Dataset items
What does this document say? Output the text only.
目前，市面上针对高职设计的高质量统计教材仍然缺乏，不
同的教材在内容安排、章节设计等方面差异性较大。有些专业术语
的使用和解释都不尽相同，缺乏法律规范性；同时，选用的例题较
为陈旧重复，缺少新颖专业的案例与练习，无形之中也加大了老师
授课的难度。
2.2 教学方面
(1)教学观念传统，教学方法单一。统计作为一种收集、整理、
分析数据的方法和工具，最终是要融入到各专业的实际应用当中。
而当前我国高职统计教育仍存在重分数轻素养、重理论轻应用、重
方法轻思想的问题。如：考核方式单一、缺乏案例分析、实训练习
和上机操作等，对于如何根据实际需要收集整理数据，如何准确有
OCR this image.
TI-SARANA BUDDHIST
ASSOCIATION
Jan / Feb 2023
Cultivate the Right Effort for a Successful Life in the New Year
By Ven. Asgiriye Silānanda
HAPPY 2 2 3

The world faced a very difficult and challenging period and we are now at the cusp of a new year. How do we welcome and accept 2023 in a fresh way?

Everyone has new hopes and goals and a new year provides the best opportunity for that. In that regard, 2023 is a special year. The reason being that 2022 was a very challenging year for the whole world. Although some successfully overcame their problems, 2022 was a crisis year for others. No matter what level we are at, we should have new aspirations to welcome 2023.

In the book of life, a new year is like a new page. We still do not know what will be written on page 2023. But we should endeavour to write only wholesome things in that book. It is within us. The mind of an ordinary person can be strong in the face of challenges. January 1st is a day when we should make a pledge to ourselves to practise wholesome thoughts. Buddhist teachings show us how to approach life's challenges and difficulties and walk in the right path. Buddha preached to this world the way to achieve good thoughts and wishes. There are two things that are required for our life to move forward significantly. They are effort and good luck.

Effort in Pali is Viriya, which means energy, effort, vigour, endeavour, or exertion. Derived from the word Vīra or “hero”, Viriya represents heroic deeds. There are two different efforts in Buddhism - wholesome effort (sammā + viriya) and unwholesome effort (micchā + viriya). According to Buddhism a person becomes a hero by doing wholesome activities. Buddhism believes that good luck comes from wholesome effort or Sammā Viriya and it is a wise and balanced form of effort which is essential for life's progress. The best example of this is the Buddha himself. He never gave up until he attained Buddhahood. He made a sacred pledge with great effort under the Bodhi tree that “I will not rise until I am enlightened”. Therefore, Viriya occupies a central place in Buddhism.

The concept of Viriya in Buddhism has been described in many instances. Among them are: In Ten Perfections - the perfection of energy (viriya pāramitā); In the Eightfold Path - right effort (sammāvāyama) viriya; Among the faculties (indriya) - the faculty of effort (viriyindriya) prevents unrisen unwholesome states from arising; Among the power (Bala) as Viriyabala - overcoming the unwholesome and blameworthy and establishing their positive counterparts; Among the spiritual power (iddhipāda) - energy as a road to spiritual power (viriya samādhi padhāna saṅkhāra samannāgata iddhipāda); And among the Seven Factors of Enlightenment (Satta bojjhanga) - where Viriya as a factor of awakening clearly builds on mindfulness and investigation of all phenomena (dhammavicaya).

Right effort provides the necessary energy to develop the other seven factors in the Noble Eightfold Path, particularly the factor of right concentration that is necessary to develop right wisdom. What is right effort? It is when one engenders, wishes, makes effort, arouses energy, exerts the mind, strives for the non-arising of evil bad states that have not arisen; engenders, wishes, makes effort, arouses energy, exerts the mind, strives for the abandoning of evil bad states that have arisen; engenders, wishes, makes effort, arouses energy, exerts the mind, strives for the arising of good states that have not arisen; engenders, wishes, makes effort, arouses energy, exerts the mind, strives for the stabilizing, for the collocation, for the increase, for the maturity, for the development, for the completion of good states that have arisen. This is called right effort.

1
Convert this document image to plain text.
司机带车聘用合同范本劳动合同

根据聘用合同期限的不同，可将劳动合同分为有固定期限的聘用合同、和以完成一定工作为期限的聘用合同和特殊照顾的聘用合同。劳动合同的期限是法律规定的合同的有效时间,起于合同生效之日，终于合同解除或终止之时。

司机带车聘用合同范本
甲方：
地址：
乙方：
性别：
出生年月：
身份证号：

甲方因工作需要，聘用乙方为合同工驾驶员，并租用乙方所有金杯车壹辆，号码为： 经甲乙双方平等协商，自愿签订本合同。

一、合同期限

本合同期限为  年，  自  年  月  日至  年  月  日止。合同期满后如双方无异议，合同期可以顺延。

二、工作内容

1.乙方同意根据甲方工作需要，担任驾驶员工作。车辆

Required task: Return all of the entries word for word.

Answer:
What does this document say? Output the text only.
目前，市面上针对高职设计的高质量统计教材仍然缺乏，不
同的教材在内容安排、章节设计等方面差异性较大。有些专业术语
的使用和解释都不尽相同，缺乏法律规范性；同时，选用的例题较
为陈旧重复，缺少新颖专业的案例与练习，无形之中也加大了老师
授课的难度。
2.2 教学方面
(1)教学观念传统，教学方法单一。统计作为一种收集、整理、
分析数据的方法和工具，最终是要融入到各专业的实际应用当中。
而当前我国高职统计教育仍存在重分数轻素养、重理论轻应用、重
方法轻思想的问题。如：考核方式单一、缺乏案例分析、实训练习
和上机操作等，对于如何根据实际需要收集整理数据，如何准确有
OCR this image.
TI-SARANA BUDDHIST
ASSOCIATION
Jan / Feb 2023
Cultivate the Right Effort for a Successful Life in the New Year
By Ven. Asgiriye Silānanda
HAPPY 2 2 3

The world faced a very difficult and challenging period and we are now at the cusp of a new year. How do we welcome and accept 2023 in a fresh way?

Everyone has new hopes and goals and a new year provides the best opportunity for that. In that regard, 2023 is a special year. The reason being that 2022 was a very challenging year for the whole world. Although some successfully overcame their problems, 2022 was a crisis year for others. No matter what level we are at, we should have new aspirations to welcome 2023.

In the book of life, a new year is like a new page. We still do not know what will be written on page 2023. But we should endeavour to write only wholesome things in that book. It is within us. The mind of an ordinary person can be strong in the face of challenges. January 1st is a day when we should make a pledge to ourselves to practise wholesome thoughts. Buddhist teachings show us how to approach life's challenges and difficulties and walk in the right path. Buddha preached to this world the way to achieve good thoughts and wishes. There are two things that are required for our life to move forward significantly. They are effort and good luck.

Effort in Pali is Viriya, which means energy, effort, vigour, endeavour, or exertion. Derived from the word Vīra or “hero”, Viriya represents heroic deeds. There are two different efforts in Buddhism - wholesome effort (sammā + viriya) and unwholesome effort (micchā + viriya). According to Buddhism a person becomes a hero by doing wholesome activities. Buddhism believes that good luck comes from wholesome effort or Sammā Viriya and it is a wise and balanced form of effort which is essential for life's progress. The best example of this is the Buddha himself. He never gave up until he attained Buddhahood. He made a sacred pledge with great effort under the Bodhi tree that “I will not rise until I am enlightened”. Therefore, Viriya occupies a central place in Buddhism.

The concept of Viriya in Buddhism has been described in many instances. Among them are: In Ten Perfections - the perfection of energy (viriya pāramitā); In the Eightfold Path - right effort (sammāvāyama) viriya; Among the faculties (indriya) - the faculty of effort (viriyindriya) prevents unrisen unwholesome states from arising; Among the power (Bala) as Viriyabala - overcoming the unwholesome and blameworthy and establishing their positive counterparts; Among the spiritual power (iddhipāda) - energy as a road to spiritual power (viriya samādhi padhāna saṅkhāra samannāgata iddhipāda); And among the Seven Factors of Enlightenment (Satta bojjhanga) - where Viriya as a factor of awakening clearly builds on mindfulness and investigation of all phenomena (dhammavicaya).

Right effort provides the necessary energy to develop the other seven factors in the Noble Eightfold Path, particularly the factor of right concentration that is necessary to develop right wisdom. What is right effort? It is when one engenders, wishes, makes effort, arouses energy, exerts the mind, strives for the non-arising of evil bad states that have not arisen; engenders, wishes, makes effort, arouses energy, exerts the mind, strives for the abandoning of evil bad states that have arisen; engenders, wishes, makes effort, arouses energy, exerts the mind, strives for the arising of good states that have not arisen; engenders, wishes, makes effort, arouses energy, exerts the mind, strives for the stabilizing, for the collocation, for the increase, for the maturity, for the development, for the completion of good states that have arisen. This is called right effort.

1
Convert this document image to plain text.
司机带车聘用合同范本劳动合同

根据聘用合同期限的不同，可将劳动合同分为有固定期限的聘用合同、和以完成一定工作为期限的聘用合同和特殊照顾的聘用合同。劳动合同的期限是法律规定的合同的有效时间,起于合同生效之日，终于合同解除或终止之时。

司机带车聘用合同范本
甲方：
地址：
乙方：
性别：
出生年月：
身份证号：

甲方因工作需要，聘用乙方为合同工驾驶员，并租用乙方所有金杯车壹辆，号码为： 经甲乙双方平等协商，自愿签订本合同。

一、合同期限

本合同期限为  年，  自  年  月  日至  年  月  日止。合同期满后如双方无异议，合同期可以顺延。

二、工作内容

1.乙方同意根据甲方工作需要，担任驾驶员工作。车辆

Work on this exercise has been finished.